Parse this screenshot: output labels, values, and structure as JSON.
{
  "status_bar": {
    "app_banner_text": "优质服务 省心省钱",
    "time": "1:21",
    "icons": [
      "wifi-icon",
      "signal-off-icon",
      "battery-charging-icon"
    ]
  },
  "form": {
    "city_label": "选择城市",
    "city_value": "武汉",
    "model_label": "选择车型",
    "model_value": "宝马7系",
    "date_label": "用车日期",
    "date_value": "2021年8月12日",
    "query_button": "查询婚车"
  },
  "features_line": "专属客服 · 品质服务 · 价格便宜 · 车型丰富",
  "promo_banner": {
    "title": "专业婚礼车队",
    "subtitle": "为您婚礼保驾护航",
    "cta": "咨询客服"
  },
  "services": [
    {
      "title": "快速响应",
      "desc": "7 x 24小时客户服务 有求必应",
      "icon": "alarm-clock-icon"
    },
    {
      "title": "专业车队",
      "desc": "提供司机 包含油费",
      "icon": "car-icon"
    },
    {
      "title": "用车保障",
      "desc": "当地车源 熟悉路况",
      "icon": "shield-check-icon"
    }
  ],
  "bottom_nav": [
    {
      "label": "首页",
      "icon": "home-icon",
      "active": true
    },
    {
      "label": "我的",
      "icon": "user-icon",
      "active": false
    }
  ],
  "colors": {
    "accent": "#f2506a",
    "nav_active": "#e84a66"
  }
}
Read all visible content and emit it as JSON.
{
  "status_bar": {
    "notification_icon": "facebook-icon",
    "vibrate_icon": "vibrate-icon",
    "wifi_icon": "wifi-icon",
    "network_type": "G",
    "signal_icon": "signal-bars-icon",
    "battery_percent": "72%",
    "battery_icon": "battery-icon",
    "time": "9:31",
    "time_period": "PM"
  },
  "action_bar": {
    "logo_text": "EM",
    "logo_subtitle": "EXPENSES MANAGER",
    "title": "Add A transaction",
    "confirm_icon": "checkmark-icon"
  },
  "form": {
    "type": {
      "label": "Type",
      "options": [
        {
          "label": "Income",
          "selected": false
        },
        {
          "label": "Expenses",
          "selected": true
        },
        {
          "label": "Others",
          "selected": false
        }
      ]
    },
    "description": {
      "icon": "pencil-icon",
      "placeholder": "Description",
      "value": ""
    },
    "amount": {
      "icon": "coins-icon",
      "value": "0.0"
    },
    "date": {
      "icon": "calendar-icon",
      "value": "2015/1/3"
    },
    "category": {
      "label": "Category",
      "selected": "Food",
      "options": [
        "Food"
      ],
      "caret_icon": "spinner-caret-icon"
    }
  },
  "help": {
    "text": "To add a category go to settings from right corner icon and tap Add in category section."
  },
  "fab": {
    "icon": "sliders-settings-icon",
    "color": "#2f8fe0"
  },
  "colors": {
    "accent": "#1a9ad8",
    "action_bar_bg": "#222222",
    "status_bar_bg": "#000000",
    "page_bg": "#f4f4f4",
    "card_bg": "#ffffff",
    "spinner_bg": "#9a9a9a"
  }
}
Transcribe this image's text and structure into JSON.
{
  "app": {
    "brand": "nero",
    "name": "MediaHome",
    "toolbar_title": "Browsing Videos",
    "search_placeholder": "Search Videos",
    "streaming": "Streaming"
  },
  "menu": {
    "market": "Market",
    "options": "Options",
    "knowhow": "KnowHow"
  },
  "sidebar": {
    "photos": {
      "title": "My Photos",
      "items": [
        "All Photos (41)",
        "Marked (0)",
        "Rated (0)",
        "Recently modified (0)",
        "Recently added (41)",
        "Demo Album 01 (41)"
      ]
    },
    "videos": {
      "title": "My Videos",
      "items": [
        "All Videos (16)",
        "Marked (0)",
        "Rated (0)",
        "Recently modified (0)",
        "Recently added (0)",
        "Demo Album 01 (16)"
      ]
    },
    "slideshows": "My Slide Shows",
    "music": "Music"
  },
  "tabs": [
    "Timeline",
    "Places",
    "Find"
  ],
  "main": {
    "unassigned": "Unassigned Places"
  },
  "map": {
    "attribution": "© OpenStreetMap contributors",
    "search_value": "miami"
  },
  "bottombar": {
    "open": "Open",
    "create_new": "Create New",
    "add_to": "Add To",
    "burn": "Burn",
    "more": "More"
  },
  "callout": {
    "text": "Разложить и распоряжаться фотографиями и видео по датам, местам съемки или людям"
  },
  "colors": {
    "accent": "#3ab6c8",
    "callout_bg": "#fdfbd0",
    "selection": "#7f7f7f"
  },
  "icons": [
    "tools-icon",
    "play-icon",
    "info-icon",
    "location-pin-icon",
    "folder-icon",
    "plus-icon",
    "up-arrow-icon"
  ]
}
━━━━━━
■ WHAT THE EXERCISE ASKS: Which lines above contain "JSON"? Show each of them.

■ TASK ANSWER:
Parse this screenshot: output labels, values, and structure as JSON.
Read all visible content and emit it as JSON.
Transcribe this image's text and structure into JSON.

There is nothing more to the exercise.